┌─ TASK MATERIAL
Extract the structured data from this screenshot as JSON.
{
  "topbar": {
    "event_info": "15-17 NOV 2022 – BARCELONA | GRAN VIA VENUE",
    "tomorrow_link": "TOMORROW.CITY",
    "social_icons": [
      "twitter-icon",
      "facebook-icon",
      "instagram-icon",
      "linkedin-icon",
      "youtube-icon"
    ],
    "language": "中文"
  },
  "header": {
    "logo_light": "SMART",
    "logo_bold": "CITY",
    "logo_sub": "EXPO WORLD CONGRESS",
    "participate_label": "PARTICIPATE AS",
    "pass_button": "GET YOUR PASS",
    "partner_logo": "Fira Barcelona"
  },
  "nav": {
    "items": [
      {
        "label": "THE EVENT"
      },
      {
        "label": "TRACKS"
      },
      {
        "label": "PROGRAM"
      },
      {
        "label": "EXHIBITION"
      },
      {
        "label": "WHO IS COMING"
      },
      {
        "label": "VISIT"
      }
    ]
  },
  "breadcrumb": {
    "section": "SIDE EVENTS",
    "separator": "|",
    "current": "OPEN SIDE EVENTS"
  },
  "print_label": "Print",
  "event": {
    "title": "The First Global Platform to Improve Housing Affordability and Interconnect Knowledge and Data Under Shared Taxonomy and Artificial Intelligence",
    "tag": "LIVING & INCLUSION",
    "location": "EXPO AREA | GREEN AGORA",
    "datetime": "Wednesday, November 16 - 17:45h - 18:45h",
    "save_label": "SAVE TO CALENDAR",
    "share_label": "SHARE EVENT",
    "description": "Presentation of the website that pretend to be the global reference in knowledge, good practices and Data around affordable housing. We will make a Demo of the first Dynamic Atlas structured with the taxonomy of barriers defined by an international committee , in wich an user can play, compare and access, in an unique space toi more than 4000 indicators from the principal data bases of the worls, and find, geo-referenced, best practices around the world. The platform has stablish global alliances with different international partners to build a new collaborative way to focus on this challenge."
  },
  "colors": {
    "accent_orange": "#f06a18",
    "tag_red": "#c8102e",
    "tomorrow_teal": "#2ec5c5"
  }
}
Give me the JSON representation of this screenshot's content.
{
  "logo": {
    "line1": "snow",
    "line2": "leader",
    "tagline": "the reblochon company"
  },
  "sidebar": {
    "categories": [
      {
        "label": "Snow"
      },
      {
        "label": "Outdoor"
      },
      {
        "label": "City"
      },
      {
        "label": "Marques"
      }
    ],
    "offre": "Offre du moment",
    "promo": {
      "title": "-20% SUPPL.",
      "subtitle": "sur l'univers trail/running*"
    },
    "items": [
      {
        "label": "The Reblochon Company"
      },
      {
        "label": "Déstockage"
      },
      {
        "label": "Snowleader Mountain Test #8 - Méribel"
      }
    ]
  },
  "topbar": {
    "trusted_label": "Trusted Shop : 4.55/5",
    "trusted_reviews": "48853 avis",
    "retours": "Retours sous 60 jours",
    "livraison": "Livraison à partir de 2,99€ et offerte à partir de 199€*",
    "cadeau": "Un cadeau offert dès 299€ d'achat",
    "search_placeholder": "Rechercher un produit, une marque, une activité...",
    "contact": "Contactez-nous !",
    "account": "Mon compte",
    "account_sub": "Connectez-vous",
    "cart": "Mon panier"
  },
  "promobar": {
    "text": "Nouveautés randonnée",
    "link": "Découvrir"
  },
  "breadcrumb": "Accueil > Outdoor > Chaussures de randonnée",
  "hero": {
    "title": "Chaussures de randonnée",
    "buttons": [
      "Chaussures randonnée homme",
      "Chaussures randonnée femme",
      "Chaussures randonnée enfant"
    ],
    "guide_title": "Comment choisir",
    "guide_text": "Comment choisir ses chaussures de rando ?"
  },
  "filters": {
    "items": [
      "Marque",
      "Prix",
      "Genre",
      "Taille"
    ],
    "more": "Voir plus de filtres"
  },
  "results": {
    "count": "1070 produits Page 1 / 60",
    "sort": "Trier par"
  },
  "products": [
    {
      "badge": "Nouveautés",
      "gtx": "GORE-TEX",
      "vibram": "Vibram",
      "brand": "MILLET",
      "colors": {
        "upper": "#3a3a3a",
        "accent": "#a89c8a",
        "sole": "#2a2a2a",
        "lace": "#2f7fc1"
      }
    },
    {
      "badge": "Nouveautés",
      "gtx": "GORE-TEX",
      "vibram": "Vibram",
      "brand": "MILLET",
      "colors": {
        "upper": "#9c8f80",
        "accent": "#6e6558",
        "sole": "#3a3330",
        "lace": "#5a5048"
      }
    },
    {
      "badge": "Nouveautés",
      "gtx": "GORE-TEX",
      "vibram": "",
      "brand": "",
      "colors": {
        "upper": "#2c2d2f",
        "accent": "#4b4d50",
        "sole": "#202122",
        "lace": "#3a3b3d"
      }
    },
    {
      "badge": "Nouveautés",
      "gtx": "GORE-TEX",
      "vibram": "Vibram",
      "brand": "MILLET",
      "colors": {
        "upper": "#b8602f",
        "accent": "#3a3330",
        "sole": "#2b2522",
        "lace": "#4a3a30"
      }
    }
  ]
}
└─
TASK DETAILS: Copy out all lines above that include the string "Outdoor".

EXERCISE RESULT:
        "label": "Outdoor"
  "breadcrumb": "Accueil > Outdoor > Chaussures de randonnée",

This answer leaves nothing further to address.